----- MATERIAL FOR THIS TASK -----
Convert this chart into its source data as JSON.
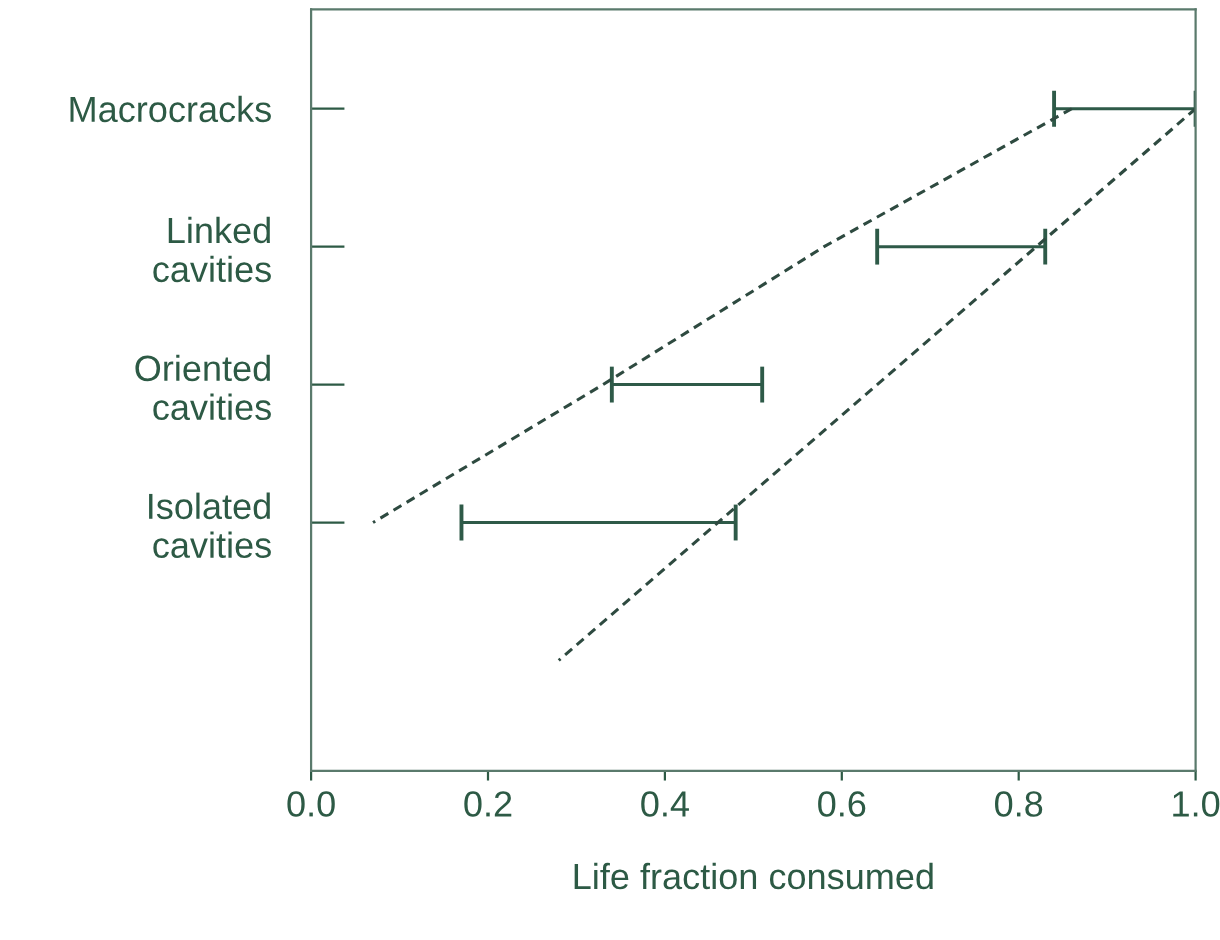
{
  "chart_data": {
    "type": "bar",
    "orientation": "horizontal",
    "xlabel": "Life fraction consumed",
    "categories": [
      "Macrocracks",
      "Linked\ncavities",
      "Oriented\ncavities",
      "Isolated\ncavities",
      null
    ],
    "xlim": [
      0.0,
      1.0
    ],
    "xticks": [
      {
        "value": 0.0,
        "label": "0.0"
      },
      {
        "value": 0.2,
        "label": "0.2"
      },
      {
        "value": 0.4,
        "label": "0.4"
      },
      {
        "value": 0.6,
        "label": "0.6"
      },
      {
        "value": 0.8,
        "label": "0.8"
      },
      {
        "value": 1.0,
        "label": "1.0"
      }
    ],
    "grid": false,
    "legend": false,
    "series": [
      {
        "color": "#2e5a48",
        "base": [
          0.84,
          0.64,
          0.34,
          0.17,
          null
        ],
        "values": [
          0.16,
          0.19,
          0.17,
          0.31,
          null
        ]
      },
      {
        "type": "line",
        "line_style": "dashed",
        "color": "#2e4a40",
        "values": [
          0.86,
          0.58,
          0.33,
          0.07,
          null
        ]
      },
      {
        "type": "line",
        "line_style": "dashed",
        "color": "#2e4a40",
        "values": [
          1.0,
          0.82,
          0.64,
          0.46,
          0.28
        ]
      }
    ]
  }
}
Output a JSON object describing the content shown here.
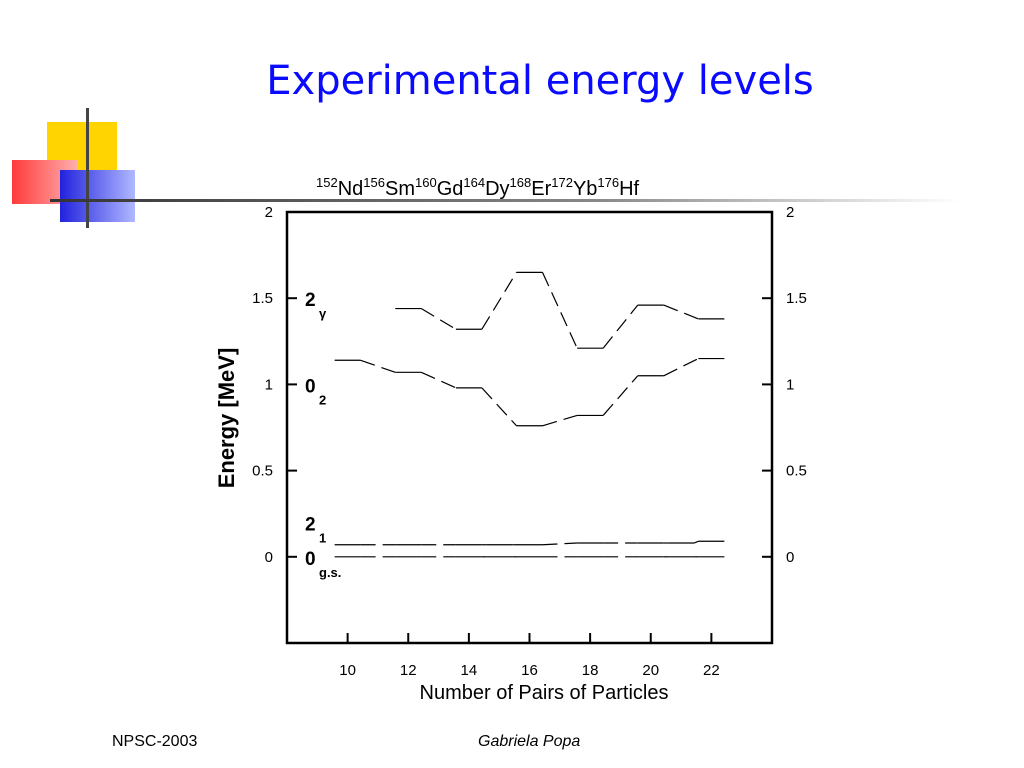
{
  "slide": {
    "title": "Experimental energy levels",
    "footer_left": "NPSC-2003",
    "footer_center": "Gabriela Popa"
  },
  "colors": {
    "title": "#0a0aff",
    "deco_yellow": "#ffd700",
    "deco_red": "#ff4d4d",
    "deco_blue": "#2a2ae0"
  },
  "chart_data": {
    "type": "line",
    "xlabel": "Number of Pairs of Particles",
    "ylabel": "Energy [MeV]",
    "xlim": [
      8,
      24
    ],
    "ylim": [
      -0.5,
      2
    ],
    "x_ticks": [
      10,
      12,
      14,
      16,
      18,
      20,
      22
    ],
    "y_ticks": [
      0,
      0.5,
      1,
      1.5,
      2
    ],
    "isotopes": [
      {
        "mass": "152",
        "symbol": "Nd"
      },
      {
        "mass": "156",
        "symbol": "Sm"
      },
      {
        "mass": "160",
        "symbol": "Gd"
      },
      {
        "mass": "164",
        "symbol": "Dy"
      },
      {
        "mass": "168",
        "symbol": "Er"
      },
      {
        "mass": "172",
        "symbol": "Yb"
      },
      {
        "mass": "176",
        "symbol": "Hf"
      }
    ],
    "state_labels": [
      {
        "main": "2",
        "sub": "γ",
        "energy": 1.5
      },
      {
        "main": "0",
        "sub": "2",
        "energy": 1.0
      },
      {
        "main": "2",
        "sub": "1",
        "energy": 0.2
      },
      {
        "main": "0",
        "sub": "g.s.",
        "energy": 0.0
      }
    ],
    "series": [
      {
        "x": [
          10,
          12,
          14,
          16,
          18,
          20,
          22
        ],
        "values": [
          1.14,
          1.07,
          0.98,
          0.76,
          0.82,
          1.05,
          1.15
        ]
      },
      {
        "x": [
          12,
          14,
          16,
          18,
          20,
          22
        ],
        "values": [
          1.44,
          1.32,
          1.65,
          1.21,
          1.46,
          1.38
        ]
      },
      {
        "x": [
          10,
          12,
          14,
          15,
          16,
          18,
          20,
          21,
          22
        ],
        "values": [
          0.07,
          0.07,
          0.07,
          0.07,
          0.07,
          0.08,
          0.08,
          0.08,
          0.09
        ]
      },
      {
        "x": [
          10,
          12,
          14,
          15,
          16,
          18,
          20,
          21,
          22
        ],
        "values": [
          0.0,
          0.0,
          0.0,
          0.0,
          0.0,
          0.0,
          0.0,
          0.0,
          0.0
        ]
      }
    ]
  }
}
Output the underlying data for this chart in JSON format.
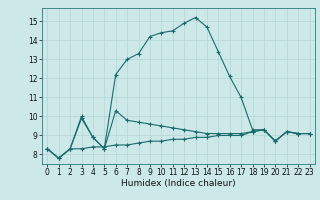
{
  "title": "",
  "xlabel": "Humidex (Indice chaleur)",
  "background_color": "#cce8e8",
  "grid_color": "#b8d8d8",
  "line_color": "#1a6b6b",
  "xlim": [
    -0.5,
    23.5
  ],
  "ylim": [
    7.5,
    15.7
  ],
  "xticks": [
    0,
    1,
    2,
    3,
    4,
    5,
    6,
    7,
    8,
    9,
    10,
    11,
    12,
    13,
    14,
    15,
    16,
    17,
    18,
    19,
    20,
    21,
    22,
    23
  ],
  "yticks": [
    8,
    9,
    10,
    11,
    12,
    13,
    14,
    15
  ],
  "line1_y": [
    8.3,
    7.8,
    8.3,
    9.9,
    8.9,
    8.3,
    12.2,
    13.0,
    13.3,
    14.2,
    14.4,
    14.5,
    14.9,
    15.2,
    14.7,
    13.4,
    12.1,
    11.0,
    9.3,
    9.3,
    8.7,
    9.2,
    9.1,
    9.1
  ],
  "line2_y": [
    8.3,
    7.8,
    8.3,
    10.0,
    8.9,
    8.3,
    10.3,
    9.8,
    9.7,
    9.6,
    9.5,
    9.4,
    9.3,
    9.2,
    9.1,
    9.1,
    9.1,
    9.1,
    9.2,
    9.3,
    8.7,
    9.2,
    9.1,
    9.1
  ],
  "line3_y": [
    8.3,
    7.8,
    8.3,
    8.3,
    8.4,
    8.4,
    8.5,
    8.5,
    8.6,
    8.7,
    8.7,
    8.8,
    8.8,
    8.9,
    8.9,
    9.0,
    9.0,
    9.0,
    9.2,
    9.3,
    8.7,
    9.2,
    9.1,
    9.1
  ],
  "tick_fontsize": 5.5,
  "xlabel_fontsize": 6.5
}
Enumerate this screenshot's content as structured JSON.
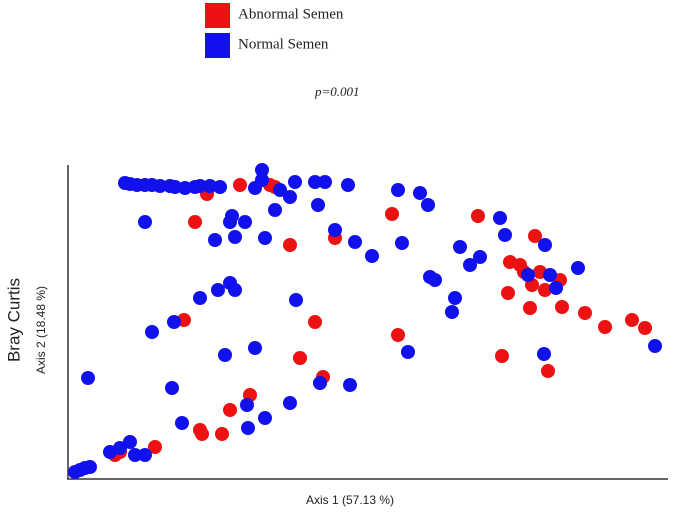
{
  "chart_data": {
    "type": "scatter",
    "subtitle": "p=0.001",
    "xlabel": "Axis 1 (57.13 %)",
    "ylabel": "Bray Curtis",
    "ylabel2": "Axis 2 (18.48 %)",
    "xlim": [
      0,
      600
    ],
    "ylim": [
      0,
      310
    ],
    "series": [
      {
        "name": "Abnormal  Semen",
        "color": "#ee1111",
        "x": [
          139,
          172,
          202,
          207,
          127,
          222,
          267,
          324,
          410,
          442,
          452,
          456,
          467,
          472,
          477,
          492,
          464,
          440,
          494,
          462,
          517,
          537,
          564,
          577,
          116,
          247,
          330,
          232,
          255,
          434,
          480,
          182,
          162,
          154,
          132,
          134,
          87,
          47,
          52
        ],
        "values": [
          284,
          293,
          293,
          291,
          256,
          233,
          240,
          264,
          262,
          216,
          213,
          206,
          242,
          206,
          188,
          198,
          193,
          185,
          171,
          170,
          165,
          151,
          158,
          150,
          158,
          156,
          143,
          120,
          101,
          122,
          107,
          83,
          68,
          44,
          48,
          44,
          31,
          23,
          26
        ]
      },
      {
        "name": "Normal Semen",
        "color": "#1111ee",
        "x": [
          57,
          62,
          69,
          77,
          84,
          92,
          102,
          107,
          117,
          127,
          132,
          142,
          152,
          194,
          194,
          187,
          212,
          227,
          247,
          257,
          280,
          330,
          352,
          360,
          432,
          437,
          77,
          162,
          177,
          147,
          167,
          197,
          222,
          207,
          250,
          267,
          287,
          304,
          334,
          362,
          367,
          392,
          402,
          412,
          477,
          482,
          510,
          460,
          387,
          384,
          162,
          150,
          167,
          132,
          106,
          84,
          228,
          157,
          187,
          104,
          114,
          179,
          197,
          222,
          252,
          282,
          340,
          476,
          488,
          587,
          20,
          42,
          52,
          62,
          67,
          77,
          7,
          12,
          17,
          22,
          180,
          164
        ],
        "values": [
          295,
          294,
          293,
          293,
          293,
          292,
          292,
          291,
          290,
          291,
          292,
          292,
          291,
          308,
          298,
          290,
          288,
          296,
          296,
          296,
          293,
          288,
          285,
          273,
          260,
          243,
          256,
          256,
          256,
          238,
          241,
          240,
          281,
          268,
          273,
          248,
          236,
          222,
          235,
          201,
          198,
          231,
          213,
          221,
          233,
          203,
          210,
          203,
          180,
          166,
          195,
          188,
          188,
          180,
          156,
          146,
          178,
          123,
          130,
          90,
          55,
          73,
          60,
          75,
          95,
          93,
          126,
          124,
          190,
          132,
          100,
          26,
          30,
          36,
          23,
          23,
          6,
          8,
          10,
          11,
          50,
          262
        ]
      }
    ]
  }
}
-----
EXERCISE AIM: Find the string "JSON" in the entries above and return each line that holds it.

FULL RESPONSE:
Convert this chart into its source data as JSON.
Output a JSON object describing the content shown here.
Output the underlying data for this chart in JSON format.
Enumerate this screenshot's content as structured JSON.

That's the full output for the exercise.